» **Task brief**: Reproduce verbatim the lines from the one containing "segment this screenshot: for" through the one containing "Text: A): A): [108, 23, 129, 41]", both included, leaving out the picture.

____________________

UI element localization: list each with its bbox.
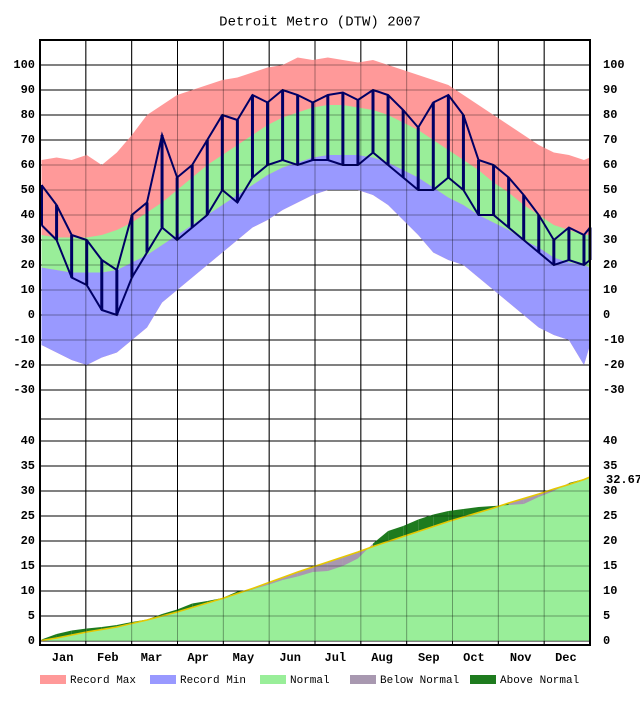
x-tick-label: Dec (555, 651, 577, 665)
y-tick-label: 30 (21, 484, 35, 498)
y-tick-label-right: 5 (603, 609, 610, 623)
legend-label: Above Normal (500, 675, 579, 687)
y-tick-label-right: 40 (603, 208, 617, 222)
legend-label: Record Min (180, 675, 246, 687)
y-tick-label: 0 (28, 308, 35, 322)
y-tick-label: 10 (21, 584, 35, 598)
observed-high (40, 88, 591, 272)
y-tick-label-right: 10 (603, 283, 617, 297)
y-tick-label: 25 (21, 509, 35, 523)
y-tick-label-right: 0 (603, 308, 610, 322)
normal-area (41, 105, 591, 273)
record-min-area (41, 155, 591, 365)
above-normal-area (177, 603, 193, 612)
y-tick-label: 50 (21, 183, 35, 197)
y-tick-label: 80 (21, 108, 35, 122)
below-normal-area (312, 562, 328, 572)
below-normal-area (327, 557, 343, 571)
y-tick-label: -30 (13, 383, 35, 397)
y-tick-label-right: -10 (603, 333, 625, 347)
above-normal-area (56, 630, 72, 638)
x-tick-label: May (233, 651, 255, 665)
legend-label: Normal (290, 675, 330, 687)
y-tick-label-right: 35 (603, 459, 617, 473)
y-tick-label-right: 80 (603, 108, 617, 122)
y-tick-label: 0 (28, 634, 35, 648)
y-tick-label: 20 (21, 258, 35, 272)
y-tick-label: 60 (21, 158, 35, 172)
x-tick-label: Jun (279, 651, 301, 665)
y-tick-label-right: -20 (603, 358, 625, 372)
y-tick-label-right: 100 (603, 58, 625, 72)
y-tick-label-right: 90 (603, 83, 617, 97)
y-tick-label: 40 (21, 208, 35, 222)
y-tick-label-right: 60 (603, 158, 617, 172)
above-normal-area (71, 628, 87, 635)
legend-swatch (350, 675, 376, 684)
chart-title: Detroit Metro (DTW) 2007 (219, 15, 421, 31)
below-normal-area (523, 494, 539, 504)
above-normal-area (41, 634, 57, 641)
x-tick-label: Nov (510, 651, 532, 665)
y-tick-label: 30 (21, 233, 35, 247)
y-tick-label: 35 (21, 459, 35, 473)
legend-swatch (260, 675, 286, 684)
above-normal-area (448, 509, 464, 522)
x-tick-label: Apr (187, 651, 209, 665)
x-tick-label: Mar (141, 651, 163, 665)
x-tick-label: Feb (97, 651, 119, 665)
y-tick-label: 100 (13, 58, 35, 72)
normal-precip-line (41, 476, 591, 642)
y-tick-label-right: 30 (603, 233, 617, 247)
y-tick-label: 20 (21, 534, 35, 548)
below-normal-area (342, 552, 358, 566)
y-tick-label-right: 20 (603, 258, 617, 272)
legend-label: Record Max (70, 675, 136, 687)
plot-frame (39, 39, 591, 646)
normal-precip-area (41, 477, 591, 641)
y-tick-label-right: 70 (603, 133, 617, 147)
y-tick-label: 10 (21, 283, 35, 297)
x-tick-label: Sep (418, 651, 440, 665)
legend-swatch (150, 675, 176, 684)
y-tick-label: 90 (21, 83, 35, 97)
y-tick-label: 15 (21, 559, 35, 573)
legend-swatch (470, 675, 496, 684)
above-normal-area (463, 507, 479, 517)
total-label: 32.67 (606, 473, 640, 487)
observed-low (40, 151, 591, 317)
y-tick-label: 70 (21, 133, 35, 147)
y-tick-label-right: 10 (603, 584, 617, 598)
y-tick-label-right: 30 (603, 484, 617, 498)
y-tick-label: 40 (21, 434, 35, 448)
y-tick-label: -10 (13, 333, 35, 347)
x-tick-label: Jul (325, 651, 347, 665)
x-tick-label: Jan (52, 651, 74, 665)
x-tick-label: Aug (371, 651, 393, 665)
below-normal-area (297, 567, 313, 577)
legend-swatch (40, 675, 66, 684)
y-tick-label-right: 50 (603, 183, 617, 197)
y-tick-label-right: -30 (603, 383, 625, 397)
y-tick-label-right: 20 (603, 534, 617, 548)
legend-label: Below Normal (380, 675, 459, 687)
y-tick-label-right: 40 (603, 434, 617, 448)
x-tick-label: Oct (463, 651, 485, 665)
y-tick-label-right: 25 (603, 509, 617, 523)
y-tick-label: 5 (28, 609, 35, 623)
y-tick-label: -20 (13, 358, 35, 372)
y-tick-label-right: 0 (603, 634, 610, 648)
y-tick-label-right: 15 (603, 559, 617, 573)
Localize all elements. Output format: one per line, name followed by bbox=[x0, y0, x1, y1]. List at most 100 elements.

____________________

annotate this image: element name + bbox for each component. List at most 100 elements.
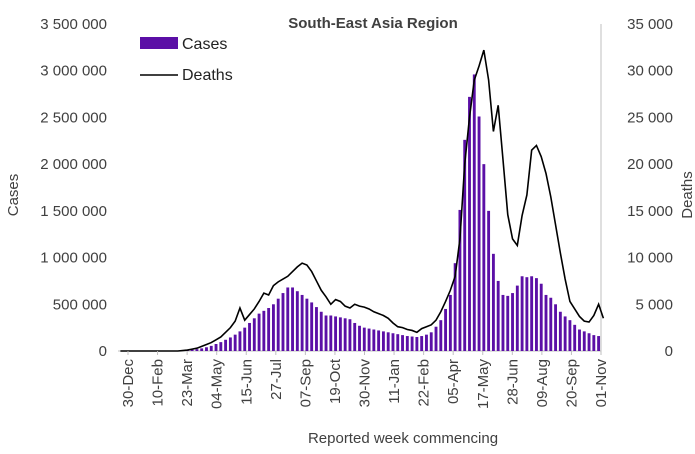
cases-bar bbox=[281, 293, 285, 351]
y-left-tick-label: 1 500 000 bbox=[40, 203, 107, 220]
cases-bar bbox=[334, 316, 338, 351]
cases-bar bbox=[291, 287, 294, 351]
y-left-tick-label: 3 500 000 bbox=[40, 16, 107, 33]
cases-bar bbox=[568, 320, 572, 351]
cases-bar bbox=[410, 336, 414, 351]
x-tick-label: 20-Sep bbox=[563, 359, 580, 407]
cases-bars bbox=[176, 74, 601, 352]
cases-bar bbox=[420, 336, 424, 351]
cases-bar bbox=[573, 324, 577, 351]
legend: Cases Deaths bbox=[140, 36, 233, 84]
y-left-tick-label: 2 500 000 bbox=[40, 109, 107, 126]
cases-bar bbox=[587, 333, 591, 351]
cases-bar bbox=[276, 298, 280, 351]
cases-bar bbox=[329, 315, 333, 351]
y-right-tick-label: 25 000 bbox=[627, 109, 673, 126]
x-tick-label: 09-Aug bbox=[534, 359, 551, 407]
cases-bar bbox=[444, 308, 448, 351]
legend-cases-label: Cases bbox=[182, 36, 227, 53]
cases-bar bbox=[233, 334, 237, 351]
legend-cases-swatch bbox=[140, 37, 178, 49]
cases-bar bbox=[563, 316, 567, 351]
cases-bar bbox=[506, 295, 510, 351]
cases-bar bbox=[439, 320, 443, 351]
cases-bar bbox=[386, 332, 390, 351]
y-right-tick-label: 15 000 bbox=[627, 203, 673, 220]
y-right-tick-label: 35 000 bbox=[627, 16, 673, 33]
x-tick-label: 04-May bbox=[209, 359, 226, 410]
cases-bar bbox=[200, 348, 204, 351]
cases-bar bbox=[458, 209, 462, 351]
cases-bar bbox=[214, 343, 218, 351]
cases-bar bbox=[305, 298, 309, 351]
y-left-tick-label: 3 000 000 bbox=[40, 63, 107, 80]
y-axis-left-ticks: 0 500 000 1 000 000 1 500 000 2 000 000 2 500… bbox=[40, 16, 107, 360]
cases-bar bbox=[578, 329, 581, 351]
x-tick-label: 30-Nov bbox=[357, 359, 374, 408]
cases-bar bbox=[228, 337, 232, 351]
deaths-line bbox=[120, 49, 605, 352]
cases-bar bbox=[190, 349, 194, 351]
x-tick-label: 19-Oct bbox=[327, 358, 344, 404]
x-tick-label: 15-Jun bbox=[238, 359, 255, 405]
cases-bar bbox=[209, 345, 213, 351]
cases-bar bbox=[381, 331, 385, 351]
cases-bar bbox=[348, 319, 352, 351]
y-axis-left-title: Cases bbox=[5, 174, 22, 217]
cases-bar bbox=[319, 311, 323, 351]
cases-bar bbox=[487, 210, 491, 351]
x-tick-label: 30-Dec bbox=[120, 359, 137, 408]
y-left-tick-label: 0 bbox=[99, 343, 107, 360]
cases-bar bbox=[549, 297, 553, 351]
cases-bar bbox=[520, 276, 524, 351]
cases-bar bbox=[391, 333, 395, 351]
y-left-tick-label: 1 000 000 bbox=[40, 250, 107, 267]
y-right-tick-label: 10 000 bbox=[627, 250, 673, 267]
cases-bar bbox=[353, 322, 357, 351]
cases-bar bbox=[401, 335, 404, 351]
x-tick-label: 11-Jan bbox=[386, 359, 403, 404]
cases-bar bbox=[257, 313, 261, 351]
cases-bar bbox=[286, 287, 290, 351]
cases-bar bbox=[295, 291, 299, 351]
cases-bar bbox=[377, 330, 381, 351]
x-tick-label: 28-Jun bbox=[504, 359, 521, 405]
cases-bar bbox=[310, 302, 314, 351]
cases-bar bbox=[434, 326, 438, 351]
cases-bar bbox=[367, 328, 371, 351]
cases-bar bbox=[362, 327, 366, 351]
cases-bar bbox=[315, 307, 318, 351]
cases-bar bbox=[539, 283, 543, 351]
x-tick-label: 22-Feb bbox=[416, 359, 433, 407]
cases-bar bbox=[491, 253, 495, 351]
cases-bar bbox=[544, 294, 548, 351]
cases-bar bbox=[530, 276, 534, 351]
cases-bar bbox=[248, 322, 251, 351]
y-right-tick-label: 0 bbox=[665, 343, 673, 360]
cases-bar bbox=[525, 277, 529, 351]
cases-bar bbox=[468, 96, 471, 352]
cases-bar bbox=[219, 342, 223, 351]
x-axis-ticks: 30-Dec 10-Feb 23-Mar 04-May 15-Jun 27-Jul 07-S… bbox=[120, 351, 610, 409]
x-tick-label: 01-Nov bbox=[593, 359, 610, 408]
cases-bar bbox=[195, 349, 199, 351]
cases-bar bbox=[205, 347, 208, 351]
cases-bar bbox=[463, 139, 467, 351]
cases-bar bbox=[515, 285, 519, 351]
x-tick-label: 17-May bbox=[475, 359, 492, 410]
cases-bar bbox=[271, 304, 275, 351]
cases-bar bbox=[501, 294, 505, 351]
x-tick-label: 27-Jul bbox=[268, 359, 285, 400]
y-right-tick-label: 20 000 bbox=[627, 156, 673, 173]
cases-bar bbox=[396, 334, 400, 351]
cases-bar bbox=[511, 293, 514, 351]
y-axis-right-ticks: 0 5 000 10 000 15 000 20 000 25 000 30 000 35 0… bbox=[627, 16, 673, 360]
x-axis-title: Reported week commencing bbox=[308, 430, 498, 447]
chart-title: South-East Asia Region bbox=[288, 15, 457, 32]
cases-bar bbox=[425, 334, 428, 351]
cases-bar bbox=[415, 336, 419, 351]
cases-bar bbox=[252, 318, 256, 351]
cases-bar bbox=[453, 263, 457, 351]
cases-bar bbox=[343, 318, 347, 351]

____________________

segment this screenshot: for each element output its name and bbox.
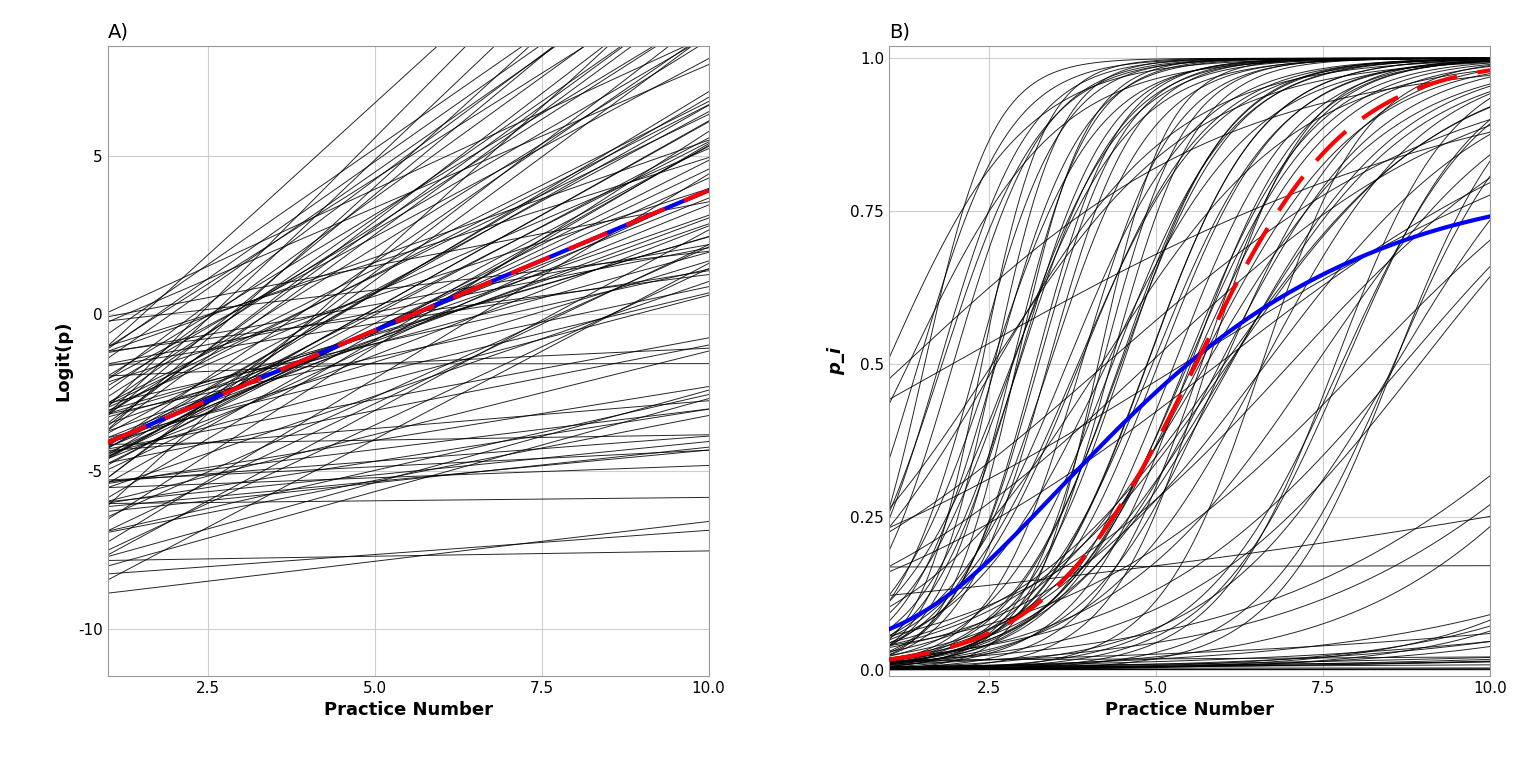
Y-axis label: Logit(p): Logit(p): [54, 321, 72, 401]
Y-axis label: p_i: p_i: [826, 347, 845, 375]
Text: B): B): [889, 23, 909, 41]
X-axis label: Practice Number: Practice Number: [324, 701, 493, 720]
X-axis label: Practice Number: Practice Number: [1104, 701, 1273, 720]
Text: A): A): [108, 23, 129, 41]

____________________

» **Task result**:
segment this screenshot: for each element output its name and bbox.
Y-axis label: Logit(p): Logit(p): [54, 321, 72, 401]
Y-axis label: p_i: p_i: [826, 347, 845, 375]
Text: B): B): [889, 23, 909, 41]
X-axis label: Practice Number: Practice Number: [324, 701, 493, 720]
X-axis label: Practice Number: Practice Number: [1104, 701, 1273, 720]
Text: A): A): [108, 23, 129, 41]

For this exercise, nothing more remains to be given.